Direction: For the copy, please give all of the data again exactly and leave the pictures out.

Supplied records:
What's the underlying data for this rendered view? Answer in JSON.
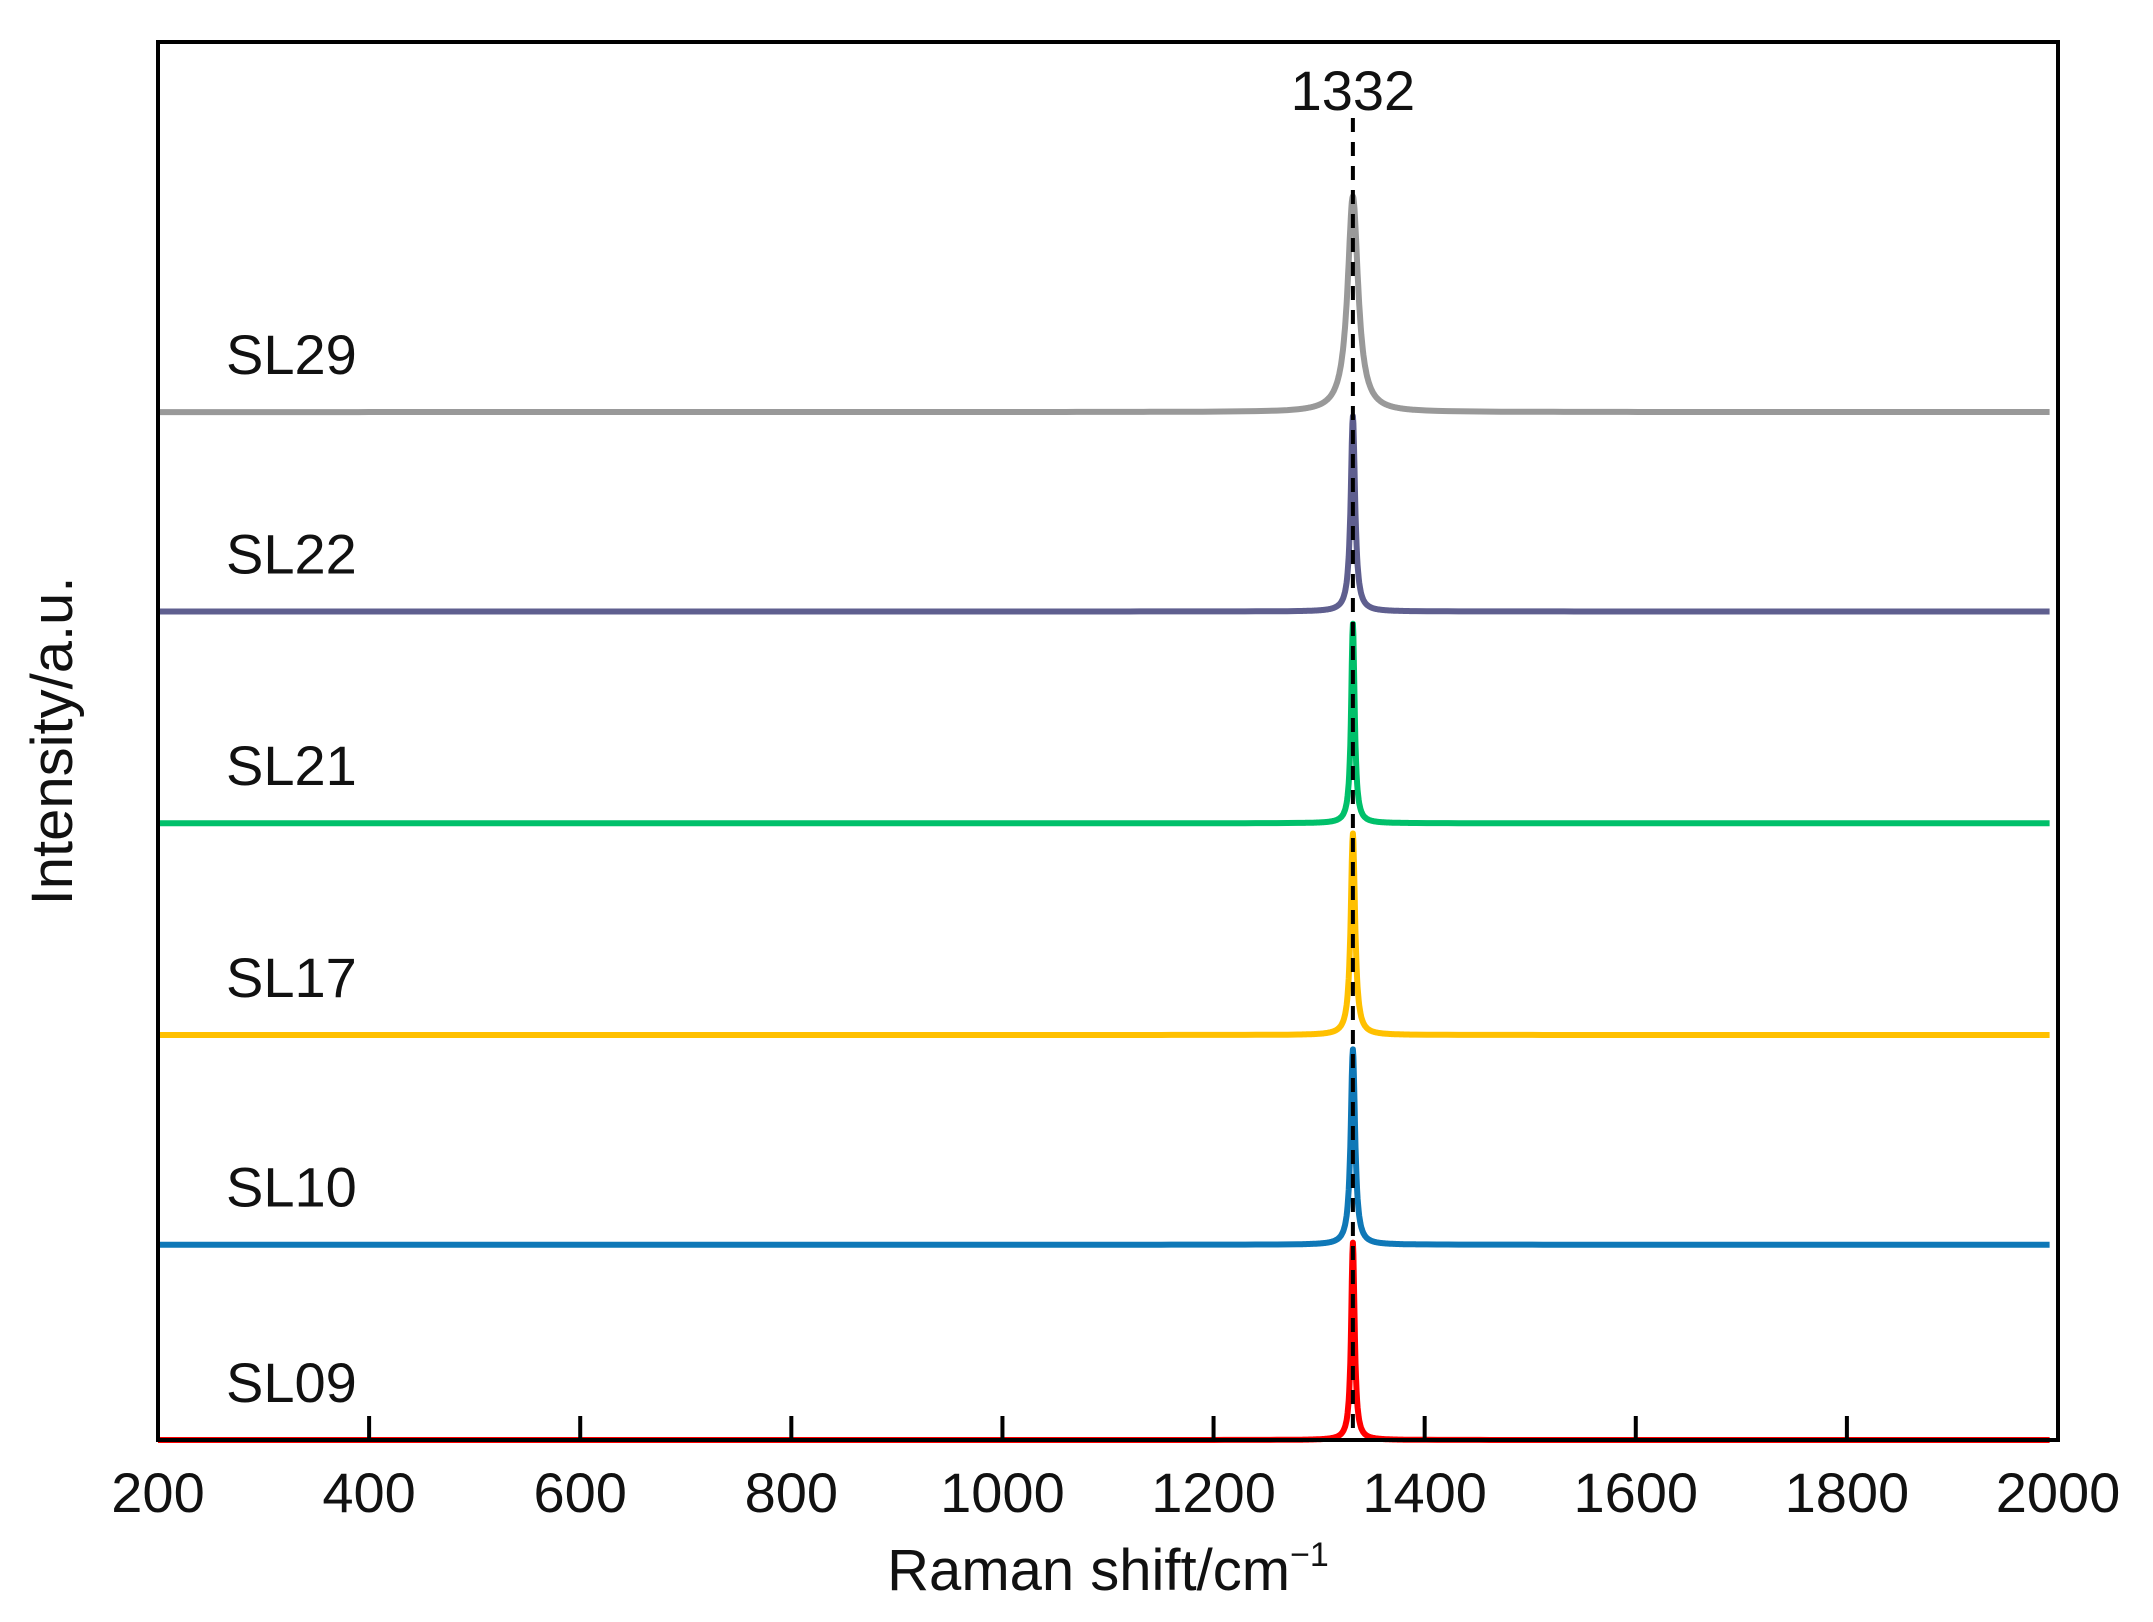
{
  "chart_data": {
    "type": "line",
    "title": "",
    "xlabel": "Raman shift/cm",
    "xlabel_superscript": "−1",
    "ylabel": "Intensity/a.u.",
    "xlim": [
      200,
      2000
    ],
    "ylim": [
      0,
      6.8
    ],
    "x_ticks": [
      "200",
      "400",
      "600",
      "800",
      "1000",
      "1200",
      "1400",
      "1600",
      "1800",
      "2000"
    ],
    "y_ticks_shown": false,
    "grid": false,
    "legend": "none",
    "reference_line": {
      "x": 1332,
      "label": "1332",
      "style": "dashed",
      "color": "#000000"
    },
    "series": [
      {
        "name": "SL09",
        "color": "#ff0000",
        "baseline": 0.0,
        "peak_x": 1332,
        "peak_height": 0.96,
        "fwhm": 4
      },
      {
        "name": "SL10",
        "color": "#0f78b7",
        "baseline": 0.95,
        "peak_x": 1332,
        "peak_height": 0.95,
        "fwhm": 5
      },
      {
        "name": "SL17",
        "color": "#ffc000",
        "baseline": 1.97,
        "peak_x": 1332,
        "peak_height": 0.98,
        "fwhm": 5
      },
      {
        "name": "SL21",
        "color": "#00c06a",
        "baseline": 3.0,
        "peak_x": 1332,
        "peak_height": 0.97,
        "fwhm": 4
      },
      {
        "name": "SL22",
        "color": "#5f5f8f",
        "baseline": 4.03,
        "peak_x": 1332,
        "peak_height": 0.95,
        "fwhm": 5
      },
      {
        "name": "SL29",
        "color": "#999999",
        "baseline": 5.0,
        "peak_x": 1332,
        "peak_height": 1.05,
        "fwhm": 12
      }
    ]
  }
}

Final result:
What's the underlying data for this rendered view? Answer in JSON.
{
  "chart_data": {
    "type": "line",
    "title": "",
    "xlabel": "Raman shift/cm",
    "xlabel_superscript": "−1",
    "ylabel": "Intensity/a.u.",
    "xlim": [
      200,
      2000
    ],
    "ylim": [
      0,
      6.8
    ],
    "x_ticks": [
      "200",
      "400",
      "600",
      "800",
      "1000",
      "1200",
      "1400",
      "1600",
      "1800",
      "2000"
    ],
    "y_ticks_shown": false,
    "grid": false,
    "legend": "none",
    "reference_line": {
      "x": 1332,
      "label": "1332",
      "style": "dashed",
      "color": "#000000"
    },
    "series": [
      {
        "name": "SL09",
        "color": "#ff0000",
        "baseline": 0.0,
        "peak_x": 1332,
        "peak_height": 0.96,
        "fwhm": 4
      },
      {
        "name": "SL10",
        "color": "#0f78b7",
        "baseline": 0.95,
        "peak_x": 1332,
        "peak_height": 0.95,
        "fwhm": 5
      },
      {
        "name": "SL17",
        "color": "#ffc000",
        "baseline": 1.97,
        "peak_x": 1332,
        "peak_height": 0.98,
        "fwhm": 5
      },
      {
        "name": "SL21",
        "color": "#00c06a",
        "baseline": 3.0,
        "peak_x": 1332,
        "peak_height": 0.97,
        "fwhm": 4
      },
      {
        "name": "SL22",
        "color": "#5f5f8f",
        "baseline": 4.03,
        "peak_x": 1332,
        "peak_height": 0.95,
        "fwhm": 5
      },
      {
        "name": "SL29",
        "color": "#999999",
        "baseline": 5.0,
        "peak_x": 1332,
        "peak_height": 1.05,
        "fwhm": 12
      }
    ]
  }
}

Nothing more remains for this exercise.